INFORMATION GIVEN
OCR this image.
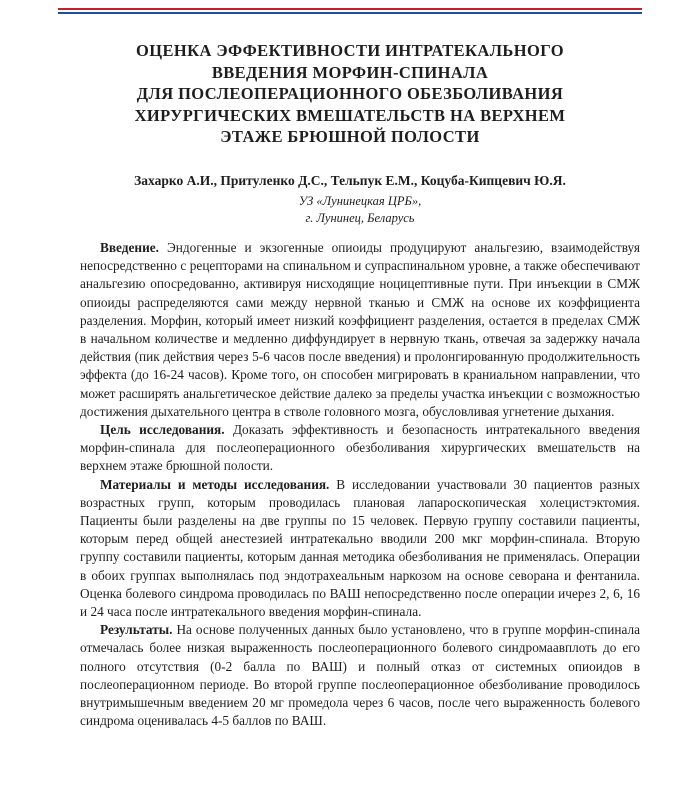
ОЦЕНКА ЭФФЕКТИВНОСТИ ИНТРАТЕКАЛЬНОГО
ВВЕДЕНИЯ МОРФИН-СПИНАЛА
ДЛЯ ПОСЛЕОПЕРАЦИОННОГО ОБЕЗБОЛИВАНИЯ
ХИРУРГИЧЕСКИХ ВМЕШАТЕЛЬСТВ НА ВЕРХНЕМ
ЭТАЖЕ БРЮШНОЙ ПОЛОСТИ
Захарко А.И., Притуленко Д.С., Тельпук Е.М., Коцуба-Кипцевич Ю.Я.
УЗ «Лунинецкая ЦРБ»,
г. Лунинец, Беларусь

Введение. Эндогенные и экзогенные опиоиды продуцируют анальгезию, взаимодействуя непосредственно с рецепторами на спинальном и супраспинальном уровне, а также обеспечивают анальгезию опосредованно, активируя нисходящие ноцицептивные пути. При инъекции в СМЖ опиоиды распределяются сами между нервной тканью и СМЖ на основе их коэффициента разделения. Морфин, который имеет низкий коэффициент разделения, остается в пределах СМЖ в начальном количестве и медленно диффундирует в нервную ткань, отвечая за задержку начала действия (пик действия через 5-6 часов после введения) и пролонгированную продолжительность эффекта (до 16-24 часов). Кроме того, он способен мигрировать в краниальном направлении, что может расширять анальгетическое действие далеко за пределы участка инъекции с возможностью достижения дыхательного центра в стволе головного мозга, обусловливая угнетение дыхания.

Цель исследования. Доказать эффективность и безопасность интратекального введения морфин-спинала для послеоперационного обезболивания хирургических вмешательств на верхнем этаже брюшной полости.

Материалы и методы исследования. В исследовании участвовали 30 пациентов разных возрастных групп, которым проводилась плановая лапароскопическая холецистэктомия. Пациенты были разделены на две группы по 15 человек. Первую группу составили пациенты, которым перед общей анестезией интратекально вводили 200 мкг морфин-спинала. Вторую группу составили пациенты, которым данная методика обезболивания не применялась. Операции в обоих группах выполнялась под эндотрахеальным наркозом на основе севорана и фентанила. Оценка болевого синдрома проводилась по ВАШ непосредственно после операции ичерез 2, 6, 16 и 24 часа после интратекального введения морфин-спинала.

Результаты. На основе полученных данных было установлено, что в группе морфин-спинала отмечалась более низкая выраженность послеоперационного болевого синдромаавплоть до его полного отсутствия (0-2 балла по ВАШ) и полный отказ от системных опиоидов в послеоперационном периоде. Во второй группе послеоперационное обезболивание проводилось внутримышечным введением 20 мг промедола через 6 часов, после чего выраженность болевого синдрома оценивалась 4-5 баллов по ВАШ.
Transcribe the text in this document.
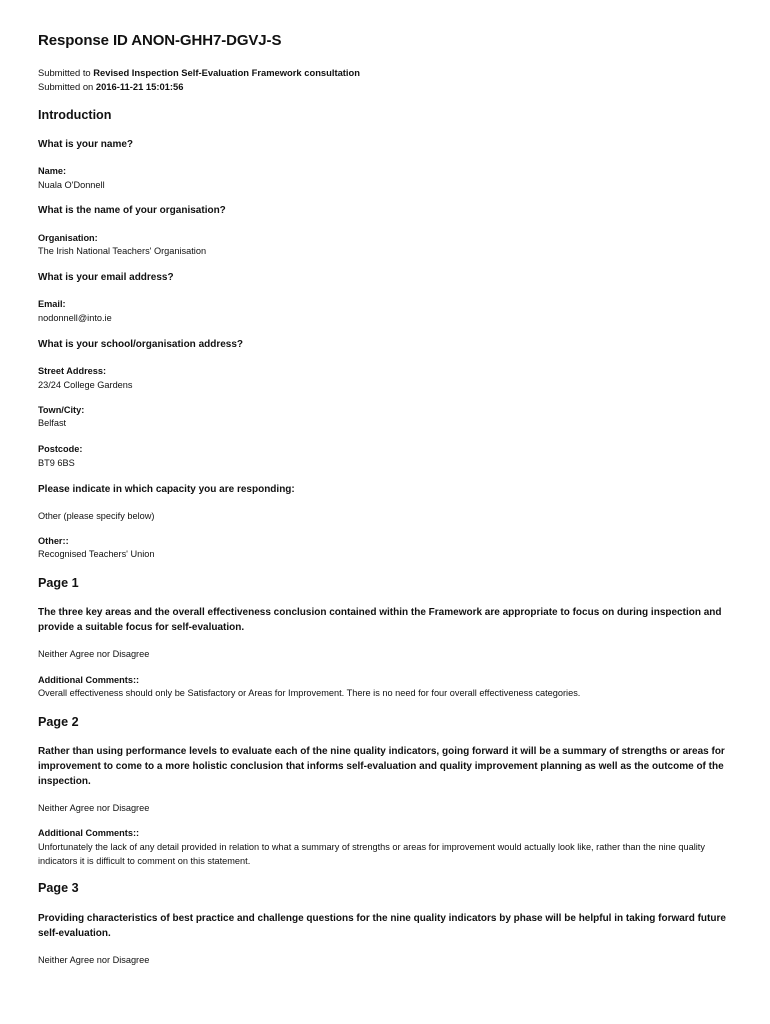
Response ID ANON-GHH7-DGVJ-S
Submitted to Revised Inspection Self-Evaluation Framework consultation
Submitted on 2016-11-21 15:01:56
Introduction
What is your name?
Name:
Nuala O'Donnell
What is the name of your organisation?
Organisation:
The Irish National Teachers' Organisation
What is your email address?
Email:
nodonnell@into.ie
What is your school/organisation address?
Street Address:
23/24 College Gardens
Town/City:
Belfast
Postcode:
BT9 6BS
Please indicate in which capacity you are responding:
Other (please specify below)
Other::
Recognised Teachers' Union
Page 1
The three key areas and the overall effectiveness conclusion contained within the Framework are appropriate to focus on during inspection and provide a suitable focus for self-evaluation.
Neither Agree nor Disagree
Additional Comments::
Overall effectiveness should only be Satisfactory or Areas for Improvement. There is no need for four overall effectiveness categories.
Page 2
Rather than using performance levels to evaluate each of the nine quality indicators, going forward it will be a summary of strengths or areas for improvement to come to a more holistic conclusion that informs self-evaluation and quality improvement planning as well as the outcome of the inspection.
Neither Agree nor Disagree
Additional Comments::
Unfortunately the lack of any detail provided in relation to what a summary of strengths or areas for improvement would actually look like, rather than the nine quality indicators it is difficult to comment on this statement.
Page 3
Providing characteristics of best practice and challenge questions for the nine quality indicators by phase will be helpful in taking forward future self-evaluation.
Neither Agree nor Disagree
--
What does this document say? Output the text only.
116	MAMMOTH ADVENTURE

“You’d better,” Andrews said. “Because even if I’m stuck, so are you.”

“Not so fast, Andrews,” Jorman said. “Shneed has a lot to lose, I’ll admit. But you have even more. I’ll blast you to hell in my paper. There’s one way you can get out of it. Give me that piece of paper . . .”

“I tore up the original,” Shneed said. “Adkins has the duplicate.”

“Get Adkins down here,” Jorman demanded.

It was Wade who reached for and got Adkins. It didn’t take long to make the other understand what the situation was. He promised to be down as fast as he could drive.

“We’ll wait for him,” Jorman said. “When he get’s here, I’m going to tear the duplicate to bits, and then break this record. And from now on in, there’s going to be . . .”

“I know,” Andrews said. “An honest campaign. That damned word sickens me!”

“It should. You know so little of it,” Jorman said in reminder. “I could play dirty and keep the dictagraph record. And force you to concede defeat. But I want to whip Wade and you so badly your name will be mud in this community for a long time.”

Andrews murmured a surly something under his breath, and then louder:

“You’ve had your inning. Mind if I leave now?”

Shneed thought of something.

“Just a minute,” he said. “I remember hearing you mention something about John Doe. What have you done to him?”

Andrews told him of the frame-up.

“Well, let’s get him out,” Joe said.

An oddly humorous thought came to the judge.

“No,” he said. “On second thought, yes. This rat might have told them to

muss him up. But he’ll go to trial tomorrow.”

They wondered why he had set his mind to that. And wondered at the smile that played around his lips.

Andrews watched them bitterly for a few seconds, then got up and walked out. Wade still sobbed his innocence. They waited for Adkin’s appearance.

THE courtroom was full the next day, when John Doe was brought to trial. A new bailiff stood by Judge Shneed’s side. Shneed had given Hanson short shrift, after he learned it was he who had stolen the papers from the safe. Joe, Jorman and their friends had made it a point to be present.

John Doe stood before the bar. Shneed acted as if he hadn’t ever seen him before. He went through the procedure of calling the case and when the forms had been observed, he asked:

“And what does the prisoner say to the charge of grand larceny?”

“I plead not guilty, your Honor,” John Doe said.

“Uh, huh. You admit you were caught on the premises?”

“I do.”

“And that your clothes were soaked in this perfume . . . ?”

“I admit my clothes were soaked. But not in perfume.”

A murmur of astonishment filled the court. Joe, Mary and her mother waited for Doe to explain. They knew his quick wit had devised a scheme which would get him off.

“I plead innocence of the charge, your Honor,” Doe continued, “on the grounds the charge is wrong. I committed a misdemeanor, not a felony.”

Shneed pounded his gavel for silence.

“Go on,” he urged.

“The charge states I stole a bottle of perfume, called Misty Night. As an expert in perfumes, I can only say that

DIRECTION
In the entries above, find each line with the word "Shneed" and show it.

SOLUTION TO THIS TASK
“Not so fast, Andrews,” Jorman said. “Shneed has a lot to lose, I’ll admit. But you have even more. I’ll blast you to hell in my paper. There’s one way you can get out of it. Give me that piece of paper . . .”
“I tore up the original,” Shneed said. “Adkins has the duplicate.”
Shneed thought of something.
THE courtroom was full the next day, when John Doe was brought to trial. A new bailiff stood by Judge Shneed’s side. Shneed had given Hanson short shrift, after he learned it was he who had stolen the papers from the safe. Joe, Jorman and their friends had made it a point to be present.
John Doe stood before the bar. Shneed acted as if he hadn’t ever seen him before. He went through the procedure of calling the case and when the forms had been observed, he asked:
Shneed pounded his gavel for silence.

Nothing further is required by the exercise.